### WHAT TO DO
Search the material below for the string "icon" and extract each line that has it.

──────── DATA FOR PROCESSING

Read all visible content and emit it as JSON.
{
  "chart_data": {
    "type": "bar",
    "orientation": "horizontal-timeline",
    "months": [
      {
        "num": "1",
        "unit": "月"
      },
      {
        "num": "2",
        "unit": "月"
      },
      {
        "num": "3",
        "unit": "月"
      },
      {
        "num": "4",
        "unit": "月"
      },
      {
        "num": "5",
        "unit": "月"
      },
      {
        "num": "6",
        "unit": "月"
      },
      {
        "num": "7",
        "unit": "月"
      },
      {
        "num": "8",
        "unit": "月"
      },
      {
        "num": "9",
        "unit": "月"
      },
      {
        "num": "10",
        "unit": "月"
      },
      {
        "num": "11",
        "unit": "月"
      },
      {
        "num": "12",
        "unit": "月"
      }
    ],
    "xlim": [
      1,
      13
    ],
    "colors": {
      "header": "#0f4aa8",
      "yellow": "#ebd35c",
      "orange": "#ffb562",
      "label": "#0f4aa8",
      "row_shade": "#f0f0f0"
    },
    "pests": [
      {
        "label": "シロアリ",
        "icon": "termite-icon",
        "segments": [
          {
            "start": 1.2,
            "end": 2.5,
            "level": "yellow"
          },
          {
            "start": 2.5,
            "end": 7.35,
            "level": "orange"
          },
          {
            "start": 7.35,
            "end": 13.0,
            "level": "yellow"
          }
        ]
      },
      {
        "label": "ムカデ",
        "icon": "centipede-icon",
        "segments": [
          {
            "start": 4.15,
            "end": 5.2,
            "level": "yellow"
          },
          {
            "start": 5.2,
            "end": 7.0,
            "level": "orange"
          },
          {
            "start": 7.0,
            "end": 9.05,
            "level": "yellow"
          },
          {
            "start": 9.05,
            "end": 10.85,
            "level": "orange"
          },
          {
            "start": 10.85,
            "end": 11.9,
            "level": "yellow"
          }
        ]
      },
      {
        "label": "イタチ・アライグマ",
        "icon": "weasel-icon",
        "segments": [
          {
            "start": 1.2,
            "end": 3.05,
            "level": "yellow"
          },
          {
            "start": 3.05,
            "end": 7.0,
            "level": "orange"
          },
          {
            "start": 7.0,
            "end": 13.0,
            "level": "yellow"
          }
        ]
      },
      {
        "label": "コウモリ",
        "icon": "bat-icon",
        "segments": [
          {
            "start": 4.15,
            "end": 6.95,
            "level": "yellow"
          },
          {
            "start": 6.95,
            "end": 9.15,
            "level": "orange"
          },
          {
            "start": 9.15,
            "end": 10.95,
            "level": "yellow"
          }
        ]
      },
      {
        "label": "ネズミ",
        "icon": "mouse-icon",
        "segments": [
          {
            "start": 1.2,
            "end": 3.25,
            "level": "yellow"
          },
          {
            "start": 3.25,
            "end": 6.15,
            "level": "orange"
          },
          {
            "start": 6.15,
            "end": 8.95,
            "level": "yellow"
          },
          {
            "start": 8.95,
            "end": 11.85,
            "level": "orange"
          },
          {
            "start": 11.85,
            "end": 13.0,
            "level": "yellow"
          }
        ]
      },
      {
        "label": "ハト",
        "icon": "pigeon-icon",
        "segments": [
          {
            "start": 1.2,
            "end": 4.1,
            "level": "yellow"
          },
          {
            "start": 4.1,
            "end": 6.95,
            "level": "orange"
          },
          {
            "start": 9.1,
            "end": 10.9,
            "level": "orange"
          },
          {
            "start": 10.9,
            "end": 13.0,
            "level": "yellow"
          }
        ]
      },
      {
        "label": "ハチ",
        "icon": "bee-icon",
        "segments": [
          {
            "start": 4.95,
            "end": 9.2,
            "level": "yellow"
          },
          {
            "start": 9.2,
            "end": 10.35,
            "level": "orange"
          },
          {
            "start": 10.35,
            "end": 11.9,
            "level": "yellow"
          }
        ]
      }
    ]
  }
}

────────────────

### SOLUTION TO THE EXERCISE
        "icon": "termite-icon",
        "icon": "centipede-icon",
        "icon": "weasel-icon",
        "icon": "bat-icon",
        "icon": "mouse-icon",
        "icon": "pigeon-icon",
        "icon": "bee-icon",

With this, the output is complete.